__Do this__:
What is the number of lines in the entries below that include the word "ПРОЕКТОВ"? Provide the number only.

__Supplied data__:
□ □ □ □ □ □ □

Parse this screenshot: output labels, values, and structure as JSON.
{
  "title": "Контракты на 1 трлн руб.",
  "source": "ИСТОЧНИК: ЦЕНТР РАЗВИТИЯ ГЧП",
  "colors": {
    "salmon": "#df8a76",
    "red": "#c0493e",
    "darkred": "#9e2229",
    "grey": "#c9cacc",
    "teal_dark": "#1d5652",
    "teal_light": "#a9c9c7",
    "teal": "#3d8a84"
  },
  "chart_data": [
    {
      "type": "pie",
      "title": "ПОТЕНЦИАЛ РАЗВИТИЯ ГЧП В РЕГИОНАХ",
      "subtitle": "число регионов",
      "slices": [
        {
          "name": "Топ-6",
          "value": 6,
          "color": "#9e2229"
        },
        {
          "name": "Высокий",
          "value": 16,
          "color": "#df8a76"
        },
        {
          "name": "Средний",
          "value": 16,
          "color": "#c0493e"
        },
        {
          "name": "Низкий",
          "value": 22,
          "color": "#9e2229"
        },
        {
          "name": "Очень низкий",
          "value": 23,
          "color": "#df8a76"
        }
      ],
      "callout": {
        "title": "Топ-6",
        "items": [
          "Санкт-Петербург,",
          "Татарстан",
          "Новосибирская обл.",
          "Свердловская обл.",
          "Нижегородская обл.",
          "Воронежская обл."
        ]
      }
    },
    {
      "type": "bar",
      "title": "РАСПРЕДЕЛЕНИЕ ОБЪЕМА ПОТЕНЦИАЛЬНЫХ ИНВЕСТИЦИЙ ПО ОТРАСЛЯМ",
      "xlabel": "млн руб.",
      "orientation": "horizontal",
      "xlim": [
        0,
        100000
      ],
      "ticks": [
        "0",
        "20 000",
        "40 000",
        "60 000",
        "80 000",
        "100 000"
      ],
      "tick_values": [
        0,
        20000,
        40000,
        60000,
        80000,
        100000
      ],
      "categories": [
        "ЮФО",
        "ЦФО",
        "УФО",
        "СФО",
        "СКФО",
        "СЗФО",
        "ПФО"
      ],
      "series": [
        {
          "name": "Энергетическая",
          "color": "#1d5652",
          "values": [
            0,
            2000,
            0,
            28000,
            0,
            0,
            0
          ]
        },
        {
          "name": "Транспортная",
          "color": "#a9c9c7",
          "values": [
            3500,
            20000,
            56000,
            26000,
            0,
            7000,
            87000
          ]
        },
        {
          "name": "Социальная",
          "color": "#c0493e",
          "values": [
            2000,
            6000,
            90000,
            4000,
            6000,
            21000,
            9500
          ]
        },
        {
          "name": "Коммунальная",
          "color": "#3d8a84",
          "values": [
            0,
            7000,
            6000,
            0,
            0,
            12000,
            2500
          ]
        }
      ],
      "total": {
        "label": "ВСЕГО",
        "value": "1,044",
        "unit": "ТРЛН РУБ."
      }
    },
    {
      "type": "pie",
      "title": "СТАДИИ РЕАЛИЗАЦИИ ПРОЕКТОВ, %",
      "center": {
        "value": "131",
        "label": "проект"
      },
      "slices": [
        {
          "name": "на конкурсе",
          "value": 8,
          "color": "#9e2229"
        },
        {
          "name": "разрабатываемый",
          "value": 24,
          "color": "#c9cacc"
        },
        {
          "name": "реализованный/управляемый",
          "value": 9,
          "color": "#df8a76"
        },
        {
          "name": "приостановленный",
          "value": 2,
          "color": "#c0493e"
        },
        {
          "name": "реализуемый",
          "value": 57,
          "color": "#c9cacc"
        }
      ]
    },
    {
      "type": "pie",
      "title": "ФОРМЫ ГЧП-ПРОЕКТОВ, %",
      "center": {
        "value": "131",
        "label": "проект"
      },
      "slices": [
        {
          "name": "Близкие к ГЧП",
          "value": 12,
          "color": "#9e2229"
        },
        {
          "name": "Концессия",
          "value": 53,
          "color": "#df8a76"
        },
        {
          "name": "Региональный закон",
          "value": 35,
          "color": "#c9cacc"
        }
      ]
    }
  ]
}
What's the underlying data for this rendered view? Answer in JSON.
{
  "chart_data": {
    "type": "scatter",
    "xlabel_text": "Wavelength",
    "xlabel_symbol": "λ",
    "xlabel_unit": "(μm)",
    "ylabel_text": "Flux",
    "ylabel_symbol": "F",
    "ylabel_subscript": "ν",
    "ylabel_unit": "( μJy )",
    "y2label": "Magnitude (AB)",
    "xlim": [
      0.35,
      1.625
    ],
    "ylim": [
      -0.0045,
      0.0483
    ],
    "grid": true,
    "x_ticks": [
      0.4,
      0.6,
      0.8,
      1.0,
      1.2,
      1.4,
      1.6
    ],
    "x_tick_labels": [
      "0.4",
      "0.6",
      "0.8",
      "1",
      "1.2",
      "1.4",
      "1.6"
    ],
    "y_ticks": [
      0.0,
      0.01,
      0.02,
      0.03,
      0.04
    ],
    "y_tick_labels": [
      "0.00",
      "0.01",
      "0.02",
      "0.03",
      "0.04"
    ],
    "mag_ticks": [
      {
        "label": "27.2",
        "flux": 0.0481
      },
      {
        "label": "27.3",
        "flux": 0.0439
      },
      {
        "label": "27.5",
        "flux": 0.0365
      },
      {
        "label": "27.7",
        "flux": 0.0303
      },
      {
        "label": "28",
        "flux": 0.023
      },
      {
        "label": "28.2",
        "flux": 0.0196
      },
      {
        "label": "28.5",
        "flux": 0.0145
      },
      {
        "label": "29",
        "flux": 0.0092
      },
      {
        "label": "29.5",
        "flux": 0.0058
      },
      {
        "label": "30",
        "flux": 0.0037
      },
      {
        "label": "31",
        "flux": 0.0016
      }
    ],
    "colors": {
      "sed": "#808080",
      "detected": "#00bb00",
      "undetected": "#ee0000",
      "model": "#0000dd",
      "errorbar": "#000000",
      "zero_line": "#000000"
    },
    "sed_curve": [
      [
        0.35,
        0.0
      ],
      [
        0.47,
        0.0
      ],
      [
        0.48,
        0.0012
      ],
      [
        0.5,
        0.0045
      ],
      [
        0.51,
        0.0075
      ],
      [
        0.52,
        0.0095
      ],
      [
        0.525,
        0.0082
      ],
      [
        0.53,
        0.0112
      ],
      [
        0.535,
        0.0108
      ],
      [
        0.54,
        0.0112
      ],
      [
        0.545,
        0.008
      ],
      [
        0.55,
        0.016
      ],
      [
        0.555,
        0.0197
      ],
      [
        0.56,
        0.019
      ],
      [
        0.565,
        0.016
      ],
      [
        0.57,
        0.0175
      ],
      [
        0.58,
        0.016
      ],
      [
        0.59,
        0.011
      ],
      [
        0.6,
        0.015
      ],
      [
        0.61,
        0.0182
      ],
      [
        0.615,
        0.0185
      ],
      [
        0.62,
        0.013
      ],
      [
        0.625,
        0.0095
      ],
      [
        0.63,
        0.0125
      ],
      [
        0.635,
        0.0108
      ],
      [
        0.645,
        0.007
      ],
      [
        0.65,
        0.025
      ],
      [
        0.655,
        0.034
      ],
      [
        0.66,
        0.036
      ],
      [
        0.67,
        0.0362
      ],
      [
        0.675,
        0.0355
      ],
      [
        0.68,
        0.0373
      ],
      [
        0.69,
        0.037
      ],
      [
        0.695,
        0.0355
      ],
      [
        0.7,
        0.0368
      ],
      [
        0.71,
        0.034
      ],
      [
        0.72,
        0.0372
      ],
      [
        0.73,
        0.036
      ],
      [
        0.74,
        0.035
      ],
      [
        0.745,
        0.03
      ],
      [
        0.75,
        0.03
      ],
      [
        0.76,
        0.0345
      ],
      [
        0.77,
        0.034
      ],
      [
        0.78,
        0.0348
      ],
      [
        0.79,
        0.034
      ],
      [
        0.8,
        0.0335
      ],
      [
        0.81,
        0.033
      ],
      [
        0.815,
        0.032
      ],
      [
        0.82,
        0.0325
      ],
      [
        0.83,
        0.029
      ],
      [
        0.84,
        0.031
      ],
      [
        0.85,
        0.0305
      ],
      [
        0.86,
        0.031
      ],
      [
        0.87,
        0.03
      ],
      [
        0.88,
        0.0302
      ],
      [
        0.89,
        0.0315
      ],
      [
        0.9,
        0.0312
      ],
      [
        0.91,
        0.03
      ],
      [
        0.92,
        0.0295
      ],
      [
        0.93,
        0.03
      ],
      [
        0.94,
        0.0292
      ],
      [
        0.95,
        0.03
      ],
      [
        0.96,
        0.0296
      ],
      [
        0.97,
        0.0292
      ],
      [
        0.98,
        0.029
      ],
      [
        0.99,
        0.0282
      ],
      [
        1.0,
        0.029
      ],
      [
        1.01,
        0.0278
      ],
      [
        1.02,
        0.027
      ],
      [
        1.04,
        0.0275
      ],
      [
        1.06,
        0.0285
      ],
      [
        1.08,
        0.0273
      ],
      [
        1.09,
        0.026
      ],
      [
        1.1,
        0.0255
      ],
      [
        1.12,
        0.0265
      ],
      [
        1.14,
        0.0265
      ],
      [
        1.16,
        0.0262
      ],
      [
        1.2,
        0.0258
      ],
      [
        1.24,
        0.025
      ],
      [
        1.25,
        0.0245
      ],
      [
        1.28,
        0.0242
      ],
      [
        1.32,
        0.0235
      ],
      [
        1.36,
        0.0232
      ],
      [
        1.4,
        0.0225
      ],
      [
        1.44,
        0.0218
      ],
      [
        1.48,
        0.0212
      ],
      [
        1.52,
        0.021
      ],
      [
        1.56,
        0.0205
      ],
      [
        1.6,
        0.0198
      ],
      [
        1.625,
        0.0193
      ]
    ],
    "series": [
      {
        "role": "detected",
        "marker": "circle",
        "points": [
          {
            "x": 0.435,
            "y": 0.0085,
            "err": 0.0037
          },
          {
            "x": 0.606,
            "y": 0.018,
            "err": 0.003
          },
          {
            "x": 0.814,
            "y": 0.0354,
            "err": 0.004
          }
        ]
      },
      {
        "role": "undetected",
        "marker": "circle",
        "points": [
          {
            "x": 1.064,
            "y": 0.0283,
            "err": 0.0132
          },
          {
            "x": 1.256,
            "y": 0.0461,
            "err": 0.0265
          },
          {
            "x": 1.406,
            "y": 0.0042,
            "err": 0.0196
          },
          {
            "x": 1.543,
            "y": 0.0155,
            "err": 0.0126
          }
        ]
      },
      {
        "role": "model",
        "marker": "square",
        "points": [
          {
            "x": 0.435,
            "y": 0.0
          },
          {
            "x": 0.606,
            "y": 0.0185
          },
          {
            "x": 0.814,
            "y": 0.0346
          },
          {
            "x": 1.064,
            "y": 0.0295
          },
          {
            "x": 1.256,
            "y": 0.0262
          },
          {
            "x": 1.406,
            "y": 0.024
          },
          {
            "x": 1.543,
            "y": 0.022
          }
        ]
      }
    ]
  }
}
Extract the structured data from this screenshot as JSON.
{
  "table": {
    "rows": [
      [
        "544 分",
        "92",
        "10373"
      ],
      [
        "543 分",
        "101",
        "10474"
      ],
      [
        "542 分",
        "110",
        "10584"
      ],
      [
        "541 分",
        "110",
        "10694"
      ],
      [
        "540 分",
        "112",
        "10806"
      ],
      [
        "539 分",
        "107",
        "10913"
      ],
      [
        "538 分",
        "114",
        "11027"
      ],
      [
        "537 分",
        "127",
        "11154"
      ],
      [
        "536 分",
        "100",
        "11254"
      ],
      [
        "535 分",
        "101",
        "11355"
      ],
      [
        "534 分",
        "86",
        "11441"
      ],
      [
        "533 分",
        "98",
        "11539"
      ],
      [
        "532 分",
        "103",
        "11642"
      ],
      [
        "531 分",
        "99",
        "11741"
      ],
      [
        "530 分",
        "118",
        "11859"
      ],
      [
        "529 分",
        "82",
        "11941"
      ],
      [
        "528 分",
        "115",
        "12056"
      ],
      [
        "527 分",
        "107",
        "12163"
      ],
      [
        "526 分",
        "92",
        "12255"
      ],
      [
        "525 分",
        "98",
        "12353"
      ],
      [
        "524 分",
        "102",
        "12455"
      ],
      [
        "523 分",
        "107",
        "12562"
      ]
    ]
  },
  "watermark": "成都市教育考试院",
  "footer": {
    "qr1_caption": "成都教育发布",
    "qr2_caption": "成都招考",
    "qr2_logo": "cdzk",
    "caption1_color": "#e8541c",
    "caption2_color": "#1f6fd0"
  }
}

□ □ □ □ □ □ □

__Response to this exercise__:
2